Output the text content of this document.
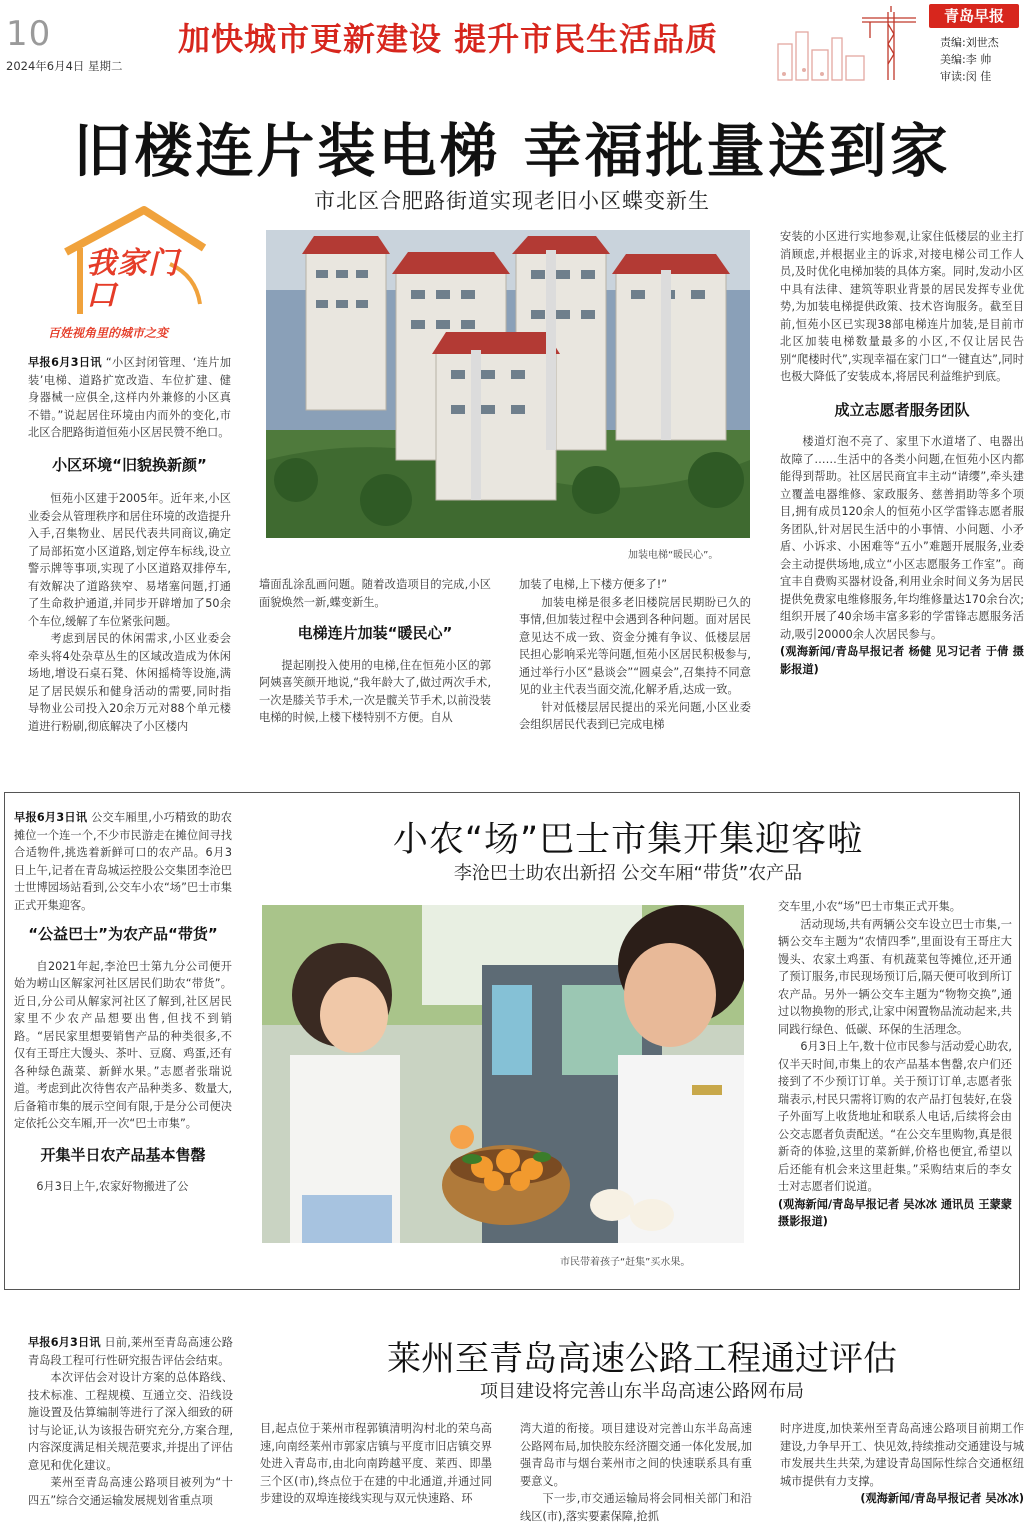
10
2024年6月4日 星期二
加快城市更新建设 提升市民生活品质
青岛早报
责编:刘世杰
美编:李 帅
审读:闵 佳
旧楼连片装电梯 幸福批量送到家
市北区合肥路街道实现老旧小区蝶变新生
我家门口
百姓视角里的城市之变

早报6月3日讯 “小区封闭管理、‘连片加装’电梯、道路扩宽改造、车位扩建、健身器械一应俱全,这样内外兼修的小区真不错。”说起居住环境由内而外的变化,市北区合肥路街道恒苑小区居民赞不绝口。

小区环境“旧貌换新颜”

恒苑小区建于2005年。近年来,小区业委会从管理秩序和居住环境的改造提升入手,召集物业、居民代表共同商议,确定了局部拓宽小区道路,划定停车标线,设立警示牌等事项,实现了小区道路双排停车,有效解决了道路狭窄、易堵塞问题,打通了生命救护通道,并同步开辟增加了50余个车位,缓解了车位紧张问题。

考虑到居民的休闲需求,小区业委会牵头将4处杂草丛生的区域改造成为休闲场地,增设石桌石凳、休闲摇椅等设施,满足了居民娱乐和健身活动的需要,同时指导物业公司投入20余万元对88个单元楼道进行粉刷,彻底解决了小区楼内

加装电梯“暖民心”。

墙面乱涂乱画问题。随着改造项目的完成,小区面貌焕然一新,蝶变新生。

电梯连片加装“暖民心”

提起刚投入使用的电梯,住在恒苑小区的郭阿姨喜笑颜开地说,“我年龄大了,做过两次手术,一次是膝关节手术,一次是髋关节手术,以前没装电梯的时候,上楼下楼特别不方便。自从

加装了电梯,上下楼方便多了!”

加装电梯是很多老旧楼院居民期盼已久的事情,但加装过程中会遇到各种问题。面对居民意见达不成一致、资金分摊有争议、低楼层居民担心影响采光等问题,恒苑小区居民积极参与,通过举行小区“悬谈会”“圆桌会”,召集持不同意见的业主代表当面交流,化解矛盾,达成一致。

针对低楼层居民提出的采光问题,小区业委会组织居民代表到已完成电梯

安装的小区进行实地参观,让家住低楼层的业主打消顾虑,并根据业主的诉求,对接电梯公司工作人员,及时优化电梯加装的具体方案。同时,发动小区中具有法律、建筑等职业背景的居民发挥专业优势,为加装电梯提供政策、技术咨询服务。截至目前,恒苑小区已实现38部电梯连片加装,是目前市北区加装电梯数量最多的小区,不仅让居民告别“爬楼时代”,实现幸福在家门口“一键直达”,同时也极大降低了安装成本,将居民利益维护到底。

成立志愿者服务团队

楼道灯泡不亮了、家里下水道堵了、电器出故障了……生活中的各类小问题,在恒苑小区内都能得到帮助。社区居民商宜丰主动“请缨”,牵头建立覆盖电器维修、家政服务、慈善捐助等多个项目,拥有成员120余人的恒苑小区学雷锋志愿者服务团队,针对居民生活中的小事情、小问题、小矛盾、小诉求、小困难等“五小”难题开展服务,业委会主动提供场地,成立“小区志愿服务工作室”。商宜丰自费购买器材设备,利用业余时间义务为居民提供免费家电维修服务,年均维修量达170余台次;组织开展了40余场丰富多彩的学雷锋志愿服务活动,吸引20000余人次居民参与。

(观海新闻/青岛早报记者 杨健 见习记者 于倩 摄影报道)

早报6月3日讯 公交车厢里,小巧精致的助农摊位一个连一个,不少市民游走在摊位间寻找合适物件,挑选着新鲜可口的农产品。6月3日上午,记者在青岛城运控股公交集团李沧巴士世博园场站看到,公交车小农“场”巴士市集正式开集迎客。

“公益巴士”为农产品“带货”

自2021年起,李沧巴士第九分公司便开始为崂山区解家河社区居民们助农“带货”。近日,分公司从解家河社区了解到,社区居民家里不少农产品想要出售,但找不到销路。“居民家里想要销售产品的种类很多,不仅有王哥庄大馒头、茶叶、豆腐、鸡蛋,还有各种绿色蔬菜、新鲜水果。”志愿者张瑞说道。考虑到此次待售农产品种类多、数量大,后备箱市集的展示空间有限,于是分公司便决定依托公交车厢,开一次“巴士市集”。

开集半日农产品基本售罄

6月3日上午,农家好物搬进了公

小农“场”巴士市集开集迎客啦
李沧巴士助农出新招 公交车厢“带货”农产品
市民带着孩子“赶集”买水果。

交车里,小农“场”巴士市集正式开集。

活动现场,共有两辆公交车设立巴士市集,一辆公交车主题为“农情四季”,里面设有王哥庄大馒头、农家土鸡蛋、有机蔬菜包等摊位,还开通了预订服务,市民现场预订后,隔天便可收到所订农产品。另外一辆公交车主题为“物物交换”,通过以物换物的形式,让家中闲置物品流动起来,共同践行绿色、低碳、环保的生活理念。

6月3日上午,数十位市民参与活动爱心助农,仅半天时间,市集上的农产品基本售罄,农户们还接到了不少预订订单。关于预订订单,志愿者张瑞表示,村民只需将订购的农产品打包装好,在袋子外面写上收货地址和联系人电话,后续将会由公交志愿者负责配送。“在公交车里购物,真是很新奇的体验,这里的菜新鲜,价格也便宜,希望以后还能有机会来这里赶集。”采购结束后的李女士对志愿者们说道。

(观海新闻/青岛早报记者 吴冰冰 通讯员 王蒙蒙 摄影报道)

早报6月3日讯 日前,莱州至青岛高速公路青岛段工程可行性研究报告评估会结束。

本次评估会对设计方案的总体路线、技术标准、工程规模、互通立交、沿线设施设置及估算编制等进行了深入细致的研讨与论证,认为该报告研究充分,方案合理,内容深度满足相关规范要求,并提出了评估意见和优化建议。

莱州至青岛高速公路项目被列为“十四五”综合交通运输发展规划省重点项

莱州至青岛高速公路工程通过评估
项目建设将完善山东半岛高速公路网布局

目,起点位于莱州市程郭镇清明沟村北的荣乌高速,向南经莱州市郭家店镇与平度市旧店镇交界处进入青岛市,由北向南跨越平度、莱西、即墨三个区(市),终点位于在建的中北通道,并通过同步建设的双埠连接线实现与双元快速路、环

湾大道的衔接。项目建设对完善山东半岛高速公路网布局,加快胶东经济圈交通一体化发展,加强青岛市与烟台莱州市之间的快速联系具有重要意义。

下一步,市交通运输局将会同相关部门和沿线区(市),落实要素保障,抢抓

时序进度,加快莱州至青岛高速公路项目前期工作建设,力争早开工、快见效,持续推动交通建设与城市发展共生共荣,为建设青岛国际性综合交通枢纽城市提供有力支撑。

(观海新闻/青岛早报记者 吴冰冰)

+---+

## DESCRIPTION OF THE TASK
Every record above must be given again exactly; drop the pictures.

## RESULT OF THE TASK
Output the text content of this document.
10
2024年6月4日 星期二
加快城市更新建设 提升市民生活品质
青岛早报
责编:刘世杰
美编:李 帅
审读:闵 佳
旧楼连片装电梯 幸福批量送到家
市北区合肥路街道实现老旧小区蝶变新生
我家门口
百姓视角里的城市之变

早报6月3日讯 “小区封闭管理、‘连片加装’电梯、道路扩宽改造、车位扩建、健身器械一应俱全,这样内外兼修的小区真不错。”说起居住环境由内而外的变化,市北区合肥路街道恒苑小区居民赞不绝口。

小区环境“旧貌换新颜”

恒苑小区建于2005年。近年来,小区业委会从管理秩序和居住环境的改造提升入手,召集物业、居民代表共同商议,确定了局部拓宽小区道路,划定停车标线,设立警示牌等事项,实现了小区道路双排停车,有效解决了道路狭窄、易堵塞问题,打通了生命救护通道,并同步开辟增加了50余个车位,缓解了车位紧张问题。

考虑到居民的休闲需求,小区业委会牵头将4处杂草丛生的区域改造成为休闲场地,增设石桌石凳、休闲摇椅等设施,满足了居民娱乐和健身活动的需要,同时指导物业公司投入20余万元对88个单元楼道进行粉刷,彻底解决了小区楼内

加装电梯“暖民心”。

墙面乱涂乱画问题。随着改造项目的完成,小区面貌焕然一新,蝶变新生。

电梯连片加装“暖民心”

提起刚投入使用的电梯,住在恒苑小区的郭阿姨喜笑颜开地说,“我年龄大了,做过两次手术,一次是膝关节手术,一次是髋关节手术,以前没装电梯的时候,上楼下楼特别不方便。自从

加装了电梯,上下楼方便多了!”

加装电梯是很多老旧楼院居民期盼已久的事情,但加装过程中会遇到各种问题。面对居民意见达不成一致、资金分摊有争议、低楼层居民担心影响采光等问题,恒苑小区居民积极参与,通过举行小区“悬谈会”“圆桌会”,召集持不同意见的业主代表当面交流,化解矛盾,达成一致。

针对低楼层居民提出的采光问题,小区业委会组织居民代表到已完成电梯

安装的小区进行实地参观,让家住低楼层的业主打消顾虑,并根据业主的诉求,对接电梯公司工作人员,及时优化电梯加装的具体方案。同时,发动小区中具有法律、建筑等职业背景的居民发挥专业优势,为加装电梯提供政策、技术咨询服务。截至目前,恒苑小区已实现38部电梯连片加装,是目前市北区加装电梯数量最多的小区,不仅让居民告别“爬楼时代”,实现幸福在家门口“一键直达”,同时也极大降低了安装成本,将居民利益维护到底。

成立志愿者服务团队

楼道灯泡不亮了、家里下水道堵了、电器出故障了……生活中的各类小问题,在恒苑小区内都能得到帮助。社区居民商宜丰主动“请缨”,牵头建立覆盖电器维修、家政服务、慈善捐助等多个项目,拥有成员120余人的恒苑小区学雷锋志愿者服务团队,针对居民生活中的小事情、小问题、小矛盾、小诉求、小困难等“五小”难题开展服务,业委会主动提供场地,成立“小区志愿服务工作室”。商宜丰自费购买器材设备,利用业余时间义务为居民提供免费家电维修服务,年均维修量达170余台次;组织开展了40余场丰富多彩的学雷锋志愿服务活动,吸引20000余人次居民参与。

(观海新闻/青岛早报记者 杨健 见习记者 于倩 摄影报道)

早报6月3日讯 公交车厢里,小巧精致的助农摊位一个连一个,不少市民游走在摊位间寻找合适物件,挑选着新鲜可口的农产品。6月3日上午,记者在青岛城运控股公交集团李沧巴士世博园场站看到,公交车小农“场”巴士市集正式开集迎客。

“公益巴士”为农产品“带货”

自2021年起,李沧巴士第九分公司便开始为崂山区解家河社区居民们助农“带货”。近日,分公司从解家河社区了解到,社区居民家里不少农产品想要出售,但找不到销路。“居民家里想要销售产品的种类很多,不仅有王哥庄大馒头、茶叶、豆腐、鸡蛋,还有各种绿色蔬菜、新鲜水果。”志愿者张瑞说道。考虑到此次待售农产品种类多、数量大,后备箱市集的展示空间有限,于是分公司便决定依托公交车厢,开一次“巴士市集”。

开集半日农产品基本售罄

6月3日上午,农家好物搬进了公

小农“场”巴士市集开集迎客啦
李沧巴士助农出新招 公交车厢“带货”农产品
市民带着孩子“赶集”买水果。

交车里,小农“场”巴士市集正式开集。

活动现场,共有两辆公交车设立巴士市集,一辆公交车主题为“农情四季”,里面设有王哥庄大馒头、农家土鸡蛋、有机蔬菜包等摊位,还开通了预订服务,市民现场预订后,隔天便可收到所订农产品。另外一辆公交车主题为“物物交换”,通过以物换物的形式,让家中闲置物品流动起来,共同践行绿色、低碳、环保的生活理念。

6月3日上午,数十位市民参与活动爱心助农,仅半天时间,市集上的农产品基本售罄,农户们还接到了不少预订订单。关于预订订单,志愿者张瑞表示,村民只需将订购的农产品打包装好,在袋子外面写上收货地址和联系人电话,后续将会由公交志愿者负责配送。“在公交车里购物,真是很新奇的体验,这里的菜新鲜,价格也便宜,希望以后还能有机会来这里赶集。”采购结束后的李女士对志愿者们说道。

(观海新闻/青岛早报记者 吴冰冰 通讯员 王蒙蒙 摄影报道)

早报6月3日讯 日前,莱州至青岛高速公路青岛段工程可行性研究报告评估会结束。

本次评估会对设计方案的总体路线、技术标准、工程规模、互通立交、沿线设施设置及估算编制等进行了深入细致的研讨与论证,认为该报告研究充分,方案合理,内容深度满足相关规范要求,并提出了评估意见和优化建议。

莱州至青岛高速公路项目被列为“十四五”综合交通运输发展规划省重点项

莱州至青岛高速公路工程通过评估
项目建设将完善山东半岛高速公路网布局

目,起点位于莱州市程郭镇清明沟村北的荣乌高速,向南经莱州市郭家店镇与平度市旧店镇交界处进入青岛市,由北向南跨越平度、莱西、即墨三个区(市),终点位于在建的中北通道,并通过同步建设的双埠连接线实现与双元快速路、环

湾大道的衔接。项目建设对完善山东半岛高速公路网布局,加快胶东经济圈交通一体化发展,加强青岛市与烟台莱州市之间的快速联系具有重要意义。

下一步,市交通运输局将会同相关部门和沿线区(市),落实要素保障,抢抓

时序进度,加快莱州至青岛高速公路项目前期工作建设,力争早开工、快见效,持续推动交通建设与城市发展共生共荣,为建设青岛国际性综合交通枢纽城市提供有力支撑。

(观海新闻/青岛早报记者 吴冰冰)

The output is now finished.